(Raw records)

## begin

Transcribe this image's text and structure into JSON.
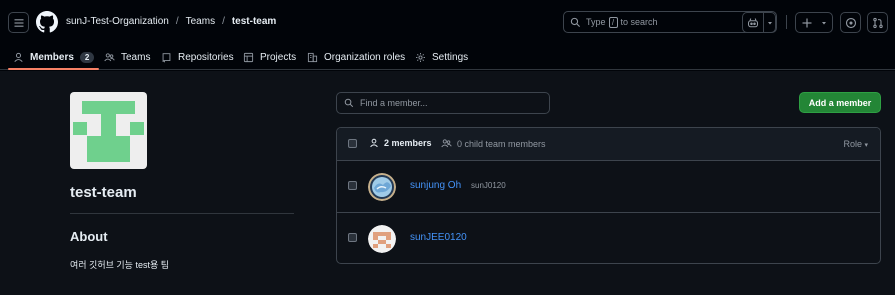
{
  "breadcrumb": {
    "org": "sunJ-Test-Organization",
    "section": "Teams",
    "team": "test-team",
    "sep": "/"
  },
  "search": {
    "prefix": "Type",
    "key": "/",
    "suffix": "to search"
  },
  "tabs": [
    {
      "label": "Members",
      "count": "2",
      "icon": "person-icon",
      "active": true
    },
    {
      "label": "Teams",
      "icon": "people-icon"
    },
    {
      "label": "Repositories",
      "icon": "repo-icon"
    },
    {
      "label": "Projects",
      "icon": "table-icon"
    },
    {
      "label": "Organization roles",
      "icon": "org-icon"
    },
    {
      "label": "Settings",
      "icon": "gear-icon"
    }
  ],
  "team": {
    "name": "test-team",
    "about_heading": "About",
    "about_text": "여러 깃허브 기능 test용 팀"
  },
  "members": {
    "search_placeholder": "Find a member...",
    "add_button": "Add a member",
    "header": {
      "members_count": "2 members",
      "child_members": "0 child team members",
      "role_label": "Role"
    },
    "rows": [
      {
        "name": "sunjung Oh",
        "login": "sunJ0120"
      },
      {
        "name": "sunJEE0120",
        "login": ""
      }
    ]
  },
  "colors": {
    "accent_tab": "#f78166",
    "link": "#4493f8",
    "primary_button": "#238636",
    "team_avatar": "#6fd08d"
  }
}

## end

▸ **REQUEST**:
Consider the entries above and return each line with the string "Organization".

▸ **REPLY**:
    "org": "sunJ-Test-Organization",
      "label": "Organization roles",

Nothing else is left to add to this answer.